- To be done
Take the data below and repeat it exactly.

- Material for this task

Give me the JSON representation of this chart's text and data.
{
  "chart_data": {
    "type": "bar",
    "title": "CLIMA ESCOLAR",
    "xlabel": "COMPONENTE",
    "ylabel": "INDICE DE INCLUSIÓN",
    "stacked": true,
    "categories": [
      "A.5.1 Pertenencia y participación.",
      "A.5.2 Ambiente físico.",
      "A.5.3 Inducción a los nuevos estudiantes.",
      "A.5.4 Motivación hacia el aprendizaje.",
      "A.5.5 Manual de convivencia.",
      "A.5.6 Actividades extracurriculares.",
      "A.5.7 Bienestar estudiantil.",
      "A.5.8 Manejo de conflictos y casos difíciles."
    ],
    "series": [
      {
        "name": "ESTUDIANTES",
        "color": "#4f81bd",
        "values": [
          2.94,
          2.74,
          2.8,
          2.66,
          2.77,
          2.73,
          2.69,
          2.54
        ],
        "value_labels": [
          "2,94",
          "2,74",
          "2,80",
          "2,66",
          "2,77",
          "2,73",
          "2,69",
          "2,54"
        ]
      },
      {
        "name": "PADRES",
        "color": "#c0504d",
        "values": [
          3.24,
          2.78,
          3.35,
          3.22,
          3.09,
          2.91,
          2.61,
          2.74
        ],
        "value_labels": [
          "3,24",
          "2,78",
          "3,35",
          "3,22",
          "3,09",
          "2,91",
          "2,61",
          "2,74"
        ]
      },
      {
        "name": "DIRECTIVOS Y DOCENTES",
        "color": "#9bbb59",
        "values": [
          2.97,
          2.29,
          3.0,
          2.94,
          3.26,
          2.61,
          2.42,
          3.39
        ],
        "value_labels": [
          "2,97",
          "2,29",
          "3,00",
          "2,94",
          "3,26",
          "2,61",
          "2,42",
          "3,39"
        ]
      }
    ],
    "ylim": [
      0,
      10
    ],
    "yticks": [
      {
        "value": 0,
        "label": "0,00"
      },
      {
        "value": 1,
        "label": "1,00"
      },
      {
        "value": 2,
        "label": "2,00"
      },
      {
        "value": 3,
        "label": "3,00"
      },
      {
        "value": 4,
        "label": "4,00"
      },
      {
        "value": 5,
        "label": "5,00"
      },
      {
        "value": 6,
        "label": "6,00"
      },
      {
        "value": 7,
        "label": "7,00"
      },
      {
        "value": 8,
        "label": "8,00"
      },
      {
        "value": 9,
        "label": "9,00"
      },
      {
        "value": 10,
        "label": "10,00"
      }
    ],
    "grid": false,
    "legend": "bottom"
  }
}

- Correct result
Give me the JSON representation of this chart's text and data.
{
  "chart_data": {
    "type": "bar",
    "title": "CLIMA ESCOLAR",
    "xlabel": "COMPONENTE",
    "ylabel": "INDICE DE INCLUSIÓN",
    "stacked": true,
    "categories": [
      "A.5.1 Pertenencia y participación.",
      "A.5.2 Ambiente físico.",
      "A.5.3 Inducción a los nuevos estudiantes.",
      "A.5.4 Motivación hacia el aprendizaje.",
      "A.5.5 Manual de convivencia.",
      "A.5.6 Actividades extracurriculares.",
      "A.5.7 Bienestar estudiantil.",
      "A.5.8 Manejo de conflictos y casos difíciles."
    ],
    "series": [
      {
        "name": "ESTUDIANTES",
        "color": "#4f81bd",
        "values": [
          2.94,
          2.74,
          2.8,
          2.66,
          2.77,
          2.73,
          2.69,
          2.54
        ],
        "value_labels": [
          "2,94",
          "2,74",
          "2,80",
          "2,66",
          "2,77",
          "2,73",
          "2,69",
          "2,54"
        ]
      },
      {
        "name": "PADRES",
        "color": "#c0504d",
        "values": [
          3.24,
          2.78,
          3.35,
          3.22,
          3.09,
          2.91,
          2.61,
          2.74
        ],
        "value_labels": [
          "3,24",
          "2,78",
          "3,35",
          "3,22",
          "3,09",
          "2,91",
          "2,61",
          "2,74"
        ]
      },
      {
        "name": "DIRECTIVOS Y DOCENTES",
        "color": "#9bbb59",
        "values": [
          2.97,
          2.29,
          3.0,
          2.94,
          3.26,
          2.61,
          2.42,
          3.39
        ],
        "value_labels": [
          "2,97",
          "2,29",
          "3,00",
          "2,94",
          "3,26",
          "2,61",
          "2,42",
          "3,39"
        ]
      }
    ],
    "ylim": [
      0,
      10
    ],
    "yticks": [
      {
        "value": 0,
        "label": "0,00"
      },
      {
        "value": 1,
        "label": "1,00"
      },
      {
        "value": 2,
        "label": "2,00"
      },
      {
        "value": 3,
        "label": "3,00"
      },
      {
        "value": 4,
        "label": "4,00"
      },
      {
        "value": 5,
        "label": "5,00"
      },
      {
        "value": 6,
        "label": "6,00"
      },
      {
        "value": 7,
        "label": "7,00"
      },
      {
        "value": 8,
        "label": "8,00"
      },
      {
        "value": 9,
        "label": "9,00"
      },
      {
        "value": 10,
        "label": "10,00"
      }
    ],
    "grid": false,
    "legend": "bottom"
  }
}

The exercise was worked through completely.